Stored records:
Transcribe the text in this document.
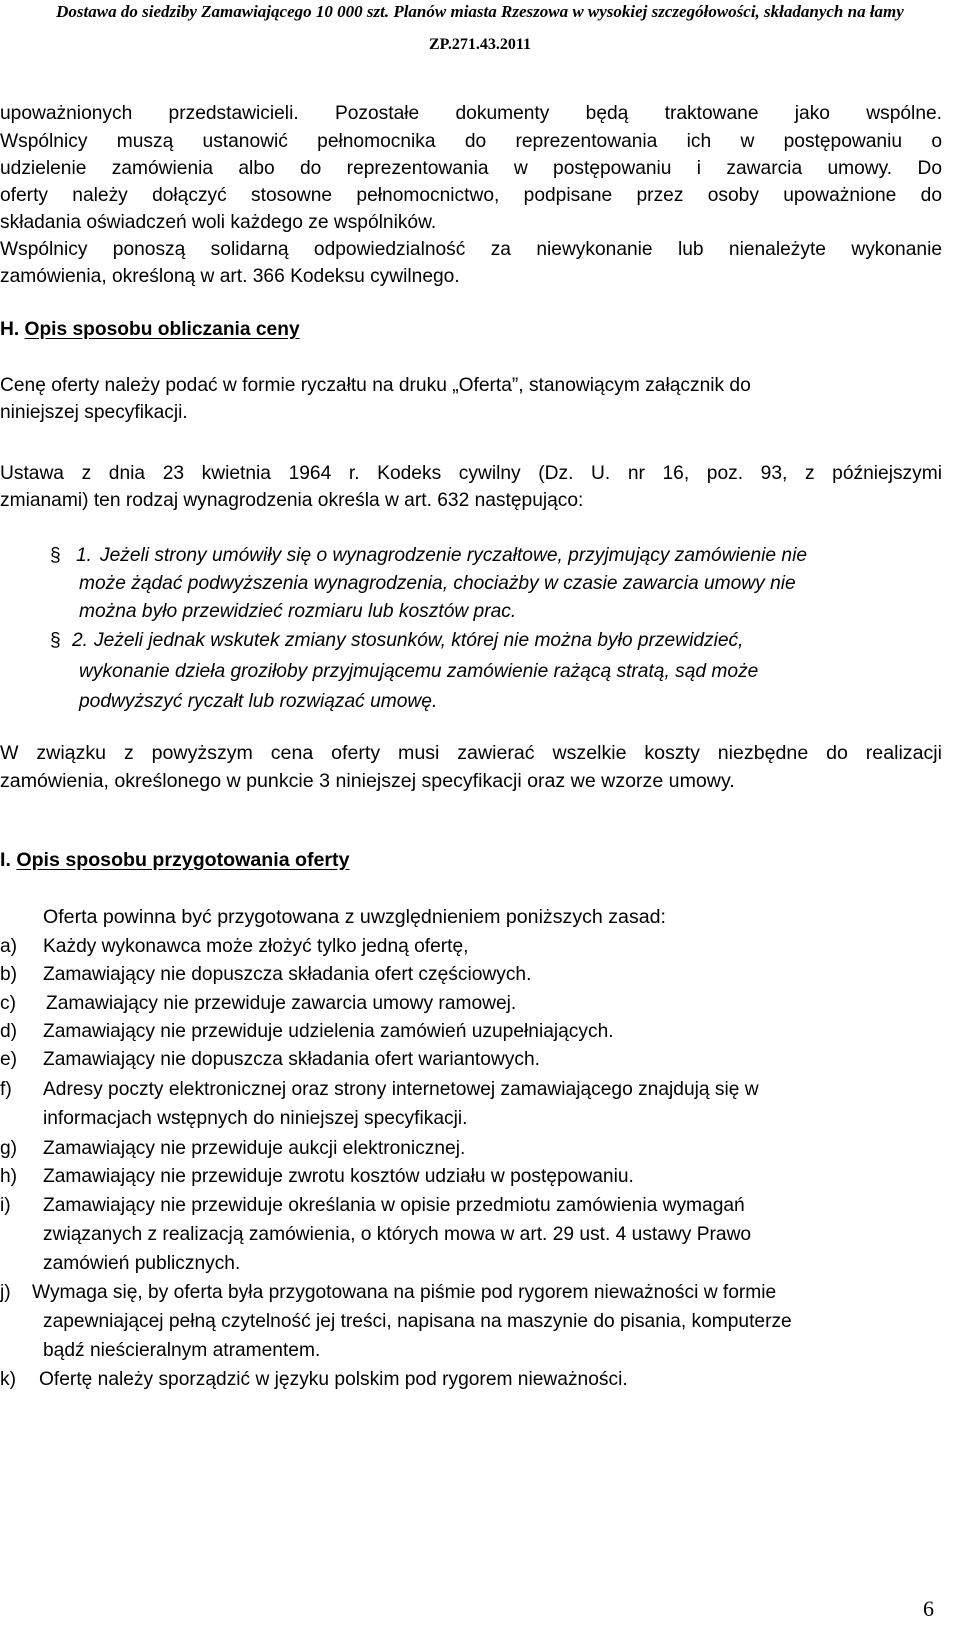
Dostawa do siedziby Zamawiającego 10 000 szt. Planów miasta Rzeszowa w wysokiej szczegółowości, składanych na łamy
ZP.271.43.2011
upoważnionych przedstawicieli. Pozostałe dokumenty będą traktowane jako wspólne.
Wspólnicy muszą ustanowić pełnomocnika do reprezentowania ich w postępowaniu o
udzielenie zamówienia albo do reprezentowania w postępowaniu i zawarcia umowy. Do
oferty należy dołączyć stosowne pełnomocnictwo, podpisane przez osoby upoważnione do
składania oświadczeń woli każdego ze wspólników.
Wspólnicy ponoszą solidarną odpowiedzialność za niewykonanie lub nienależyte wykonanie
zamówienia, określoną w art. 366 Kodeksu cywilnego.
H. Opis sposobu obliczania ceny
Cenę oferty należy podać w formie ryczałtu na druku „Oferta”, stanowiącym załącznik do
niniejszej specyfikacji.
Ustawa z dnia 23 kwietnia 1964 r. Kodeks cywilny (Dz. U. nr 16, poz. 93, z późniejszymi
zmianami) ten rodzaj wynagrodzenia określa w art. 632 następująco:
§ 1. Jeżeli strony umówiły się o wynagrodzenie ryczałtowe, przyjmujący zamówienie nie
może żądać podwyższenia wynagrodzenia, chociażby w czasie zawarcia umowy nie
można było przewidzieć rozmiaru lub kosztów prac.
§ 2. Jeżeli jednak wskutek zmiany stosunków, której nie można było przewidzieć,
wykonanie dzieła groziłoby przyjmującemu zamówienie rażącą stratą, sąd może
podwyższyć ryczałt lub rozwiązać umowę.
W związku z powyższym cena oferty musi zawierać wszelkie koszty niezbędne do realizacji
zamówienia, określonego w punkcie 3 niniejszej specyfikacji oraz we wzorze umowy.
I. Opis sposobu przygotowania oferty
Oferta powinna być przygotowana z uwzględnieniem poniższych zasad:
a) Każdy wykonawca może złożyć tylko jedną ofertę,
b) Zamawiający nie dopuszcza składania ofert częściowych.
c) Zamawiający nie przewiduje zawarcia umowy ramowej.
d) Zamawiający nie przewiduje udzielenia zamówień uzupełniających.
e) Zamawiający nie dopuszcza składania ofert wariantowych.
f) Adresy poczty elektronicznej oraz strony internetowej zamawiającego znajdują się w
informacjach wstępnych do niniejszej specyfikacji.
g) Zamawiający nie przewiduje aukcji elektronicznej.
h) Zamawiający nie przewiduje zwrotu kosztów udziału w postępowaniu.
i) Zamawiający nie przewiduje określania w opisie przedmiotu zamówienia wymagań
związanych z realizacją zamówienia, o których mowa w art. 29 ust. 4 ustawy Prawo
zamówień publicznych.
j) Wymaga się, by oferta była przygotowana na piśmie pod rygorem nieważności w formie
zapewniającej pełną czytelność jej treści, napisana na maszynie do pisania, komputerze
bądź nieścieralnym atramentem.
k) Ofertę należy sporządzić w języku polskim pod rygorem nieważności.
6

• [REQUIRED WORK] Omit every picture, and otherwise quote the entries exactly.

• [TASK SOLUTION]
Transcribe the text in this document.
Dostawa do siedziby Zamawiającego 10 000 szt. Planów miasta Rzeszowa w wysokiej szczegółowości, składanych na łamy
ZP.271.43.2011
upoważnionych przedstawicieli. Pozostałe dokumenty będą traktowane jako wspólne.
Wspólnicy muszą ustanowić pełnomocnika do reprezentowania ich w postępowaniu o
udzielenie zamówienia albo do reprezentowania w postępowaniu i zawarcia umowy. Do
oferty należy dołączyć stosowne pełnomocnictwo, podpisane przez osoby upoważnione do
składania oświadczeń woli każdego ze wspólników.
Wspólnicy ponoszą solidarną odpowiedzialność za niewykonanie lub nienależyte wykonanie
zamówienia, określoną w art. 366 Kodeksu cywilnego.
H. Opis sposobu obliczania ceny
Cenę oferty należy podać w formie ryczałtu na druku „Oferta”, stanowiącym załącznik do
niniejszej specyfikacji.
Ustawa z dnia 23 kwietnia 1964 r. Kodeks cywilny (Dz. U. nr 16, poz. 93, z późniejszymi
zmianami) ten rodzaj wynagrodzenia określa w art. 632 następująco:
§ 1. Jeżeli strony umówiły się o wynagrodzenie ryczałtowe, przyjmujący zamówienie nie
może żądać podwyższenia wynagrodzenia, chociażby w czasie zawarcia umowy nie
można było przewidzieć rozmiaru lub kosztów prac.
§ 2. Jeżeli jednak wskutek zmiany stosunków, której nie można było przewidzieć,
wykonanie dzieła groziłoby przyjmującemu zamówienie rażącą stratą, sąd może
podwyższyć ryczałt lub rozwiązać umowę.
W związku z powyższym cena oferty musi zawierać wszelkie koszty niezbędne do realizacji
zamówienia, określonego w punkcie 3 niniejszej specyfikacji oraz we wzorze umowy.
I. Opis sposobu przygotowania oferty
Oferta powinna być przygotowana z uwzględnieniem poniższych zasad:
a) Każdy wykonawca może złożyć tylko jedną ofertę,
b) Zamawiający nie dopuszcza składania ofert częściowych.
c) Zamawiający nie przewiduje zawarcia umowy ramowej.
d) Zamawiający nie przewiduje udzielenia zamówień uzupełniających.
e) Zamawiający nie dopuszcza składania ofert wariantowych.
f) Adresy poczty elektronicznej oraz strony internetowej zamawiającego znajdują się w
informacjach wstępnych do niniejszej specyfikacji.
g) Zamawiający nie przewiduje aukcji elektronicznej.
h) Zamawiający nie przewiduje zwrotu kosztów udziału w postępowaniu.
i) Zamawiający nie przewiduje określania w opisie przedmiotu zamówienia wymagań
związanych z realizacją zamówienia, o których mowa w art. 29 ust. 4 ustawy Prawo
zamówień publicznych.
j) Wymaga się, by oferta była przygotowana na piśmie pod rygorem nieważności w formie
zapewniającej pełną czytelność jej treści, napisana na maszynie do pisania, komputerze
bądź nieścieralnym atramentem.
k) Ofertę należy sporządzić w języku polskim pod rygorem nieważności.
6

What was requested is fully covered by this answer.